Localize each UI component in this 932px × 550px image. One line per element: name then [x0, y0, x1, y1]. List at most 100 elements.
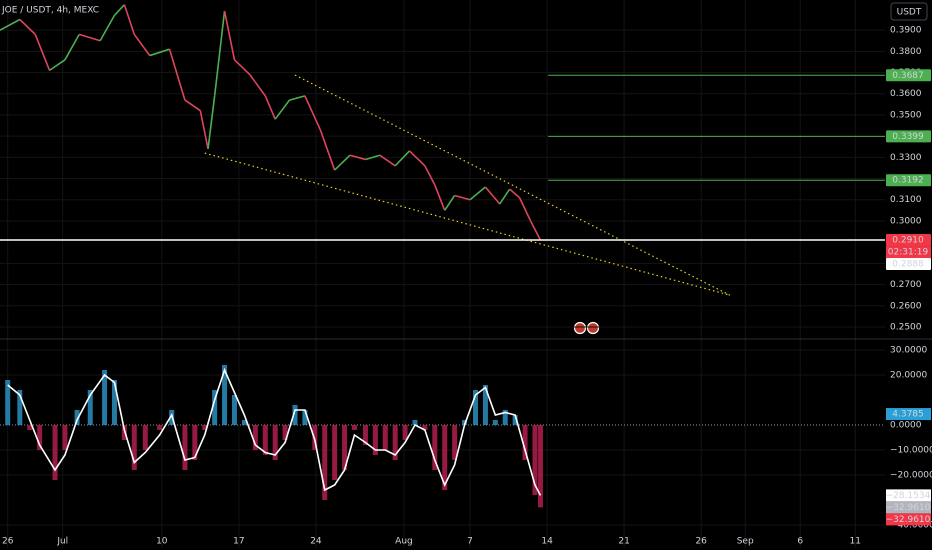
histogram-bar [351, 425, 357, 430]
histogram-bar [392, 425, 398, 460]
histogram-bar [372, 425, 378, 455]
x-tick-label: Sep [737, 537, 754, 547]
histogram-bar [182, 425, 188, 470]
histogram-bar [402, 425, 408, 440]
y-tick-label: 0.3800 [890, 47, 922, 57]
price-segment [454, 194, 471, 201]
trendline [204, 152, 730, 296]
price-segment [518, 197, 532, 222]
y-tick-label: 30.0000 [890, 346, 927, 356]
price-segment [319, 129, 336, 171]
other-price-label: 0.2888 [892, 260, 924, 270]
histogram-bar [102, 370, 108, 425]
histogram-bar [192, 425, 198, 460]
price-segment [249, 74, 266, 97]
histogram-bar [87, 390, 93, 425]
histogram-bar [342, 425, 348, 470]
price-segment [394, 150, 411, 167]
histogram-bar [302, 410, 308, 425]
price-segment [79, 33, 101, 42]
x-tick-label: 26 [695, 537, 707, 547]
histogram-bar [37, 425, 43, 450]
trendline [294, 74, 731, 296]
price-segment [304, 95, 322, 131]
price-segment [274, 99, 291, 120]
currency-button-label[interactable]: USDT [897, 8, 922, 18]
x-tick-label: 21 [618, 537, 629, 547]
histogram-bar [502, 410, 508, 425]
value-label: −32.9610 [886, 503, 931, 513]
x-tick-label: 17 [233, 537, 244, 547]
countdown: 02:31:19 [888, 248, 929, 258]
value-label: −32.9610 [886, 515, 931, 525]
x-tick-label: 11 [850, 537, 861, 547]
y-tick-label: 0.2600 [890, 301, 922, 311]
level-label: 0.3687 [892, 71, 924, 81]
price-segment [168, 48, 186, 101]
price-segment [349, 154, 366, 161]
histogram-bar [512, 415, 518, 425]
price-segment [19, 18, 36, 35]
histogram-bar [482, 385, 488, 425]
histogram-bar [362, 425, 368, 445]
event-flags [573, 321, 600, 335]
value-label-box [886, 513, 931, 526]
value-label: 4.3785 [892, 410, 924, 420]
price-segment [149, 48, 170, 57]
price-segment [408, 150, 426, 167]
x-tick-label: 6 [797, 537, 803, 547]
level-label-box [886, 130, 931, 143]
y-tick-label: −10.0000 [890, 446, 932, 456]
event-flag[interactable] [573, 321, 587, 335]
histogram-bar [532, 425, 538, 495]
price-segment [213, 10, 226, 96]
histogram-bar [522, 425, 528, 460]
histogram-bar [74, 410, 80, 425]
price-segment [424, 165, 436, 186]
x-tick-label: Jul [56, 537, 68, 547]
histogram-bar [292, 405, 298, 425]
x-tick-label: 7 [467, 537, 473, 547]
histogram-bar [452, 425, 458, 460]
y-tick-label: −40.0000 [890, 521, 932, 531]
histogram-bar [322, 425, 328, 500]
histogram-bar [442, 425, 448, 490]
price-segment [499, 188, 511, 205]
price-segment [334, 154, 351, 171]
histogram-bar [62, 425, 68, 450]
y-tick-label: 0.0000 [890, 421, 922, 431]
price-segment [223, 10, 236, 60]
price-segment [49, 59, 66, 72]
countdown-box [886, 246, 931, 259]
y-tick-label: 0.3300 [890, 153, 922, 163]
signal-line [7, 367, 542, 496]
symbol-title: JOE / USDT, 4h, MEXC [1, 6, 99, 16]
y-tick-label: 20.0000 [890, 371, 927, 381]
histogram-bar [241, 420, 247, 425]
x-tick-label: 24 [310, 537, 322, 547]
x-tick-label: 10 [156, 537, 168, 547]
price-segment [529, 220, 542, 241]
histogram-bar [5, 380, 11, 425]
histogram-bar [212, 390, 218, 425]
y-tick-label: 0.2700 [890, 280, 922, 290]
x-tick-label: 26 [2, 537, 14, 547]
histogram-bar [412, 420, 418, 425]
histogram-bar [282, 425, 288, 440]
price-segment [64, 33, 80, 61]
price-segment [199, 110, 209, 150]
other-price-label-box [886, 258, 931, 271]
value-label-box [886, 489, 931, 502]
currency-button[interactable] [890, 2, 928, 21]
histogram-bar [432, 425, 438, 470]
y-tick-label: 0.3000 [890, 216, 922, 226]
histogram-bar [332, 425, 338, 480]
histogram-bar [202, 425, 208, 430]
histogram-bar [537, 425, 543, 508]
price-segment [434, 184, 446, 211]
event-flag[interactable] [586, 321, 600, 335]
current-price-label-box [886, 234, 931, 247]
histogram-bar [262, 425, 268, 455]
histogram-bar [17, 390, 23, 425]
price-segment [123, 4, 136, 35]
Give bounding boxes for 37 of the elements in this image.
————————
▸ WRITTEN EXERCISE: Please count the lines in the rows that contain the string "image", treating case as significant, and give only the number.

▸ RIGHT ANSWER: 2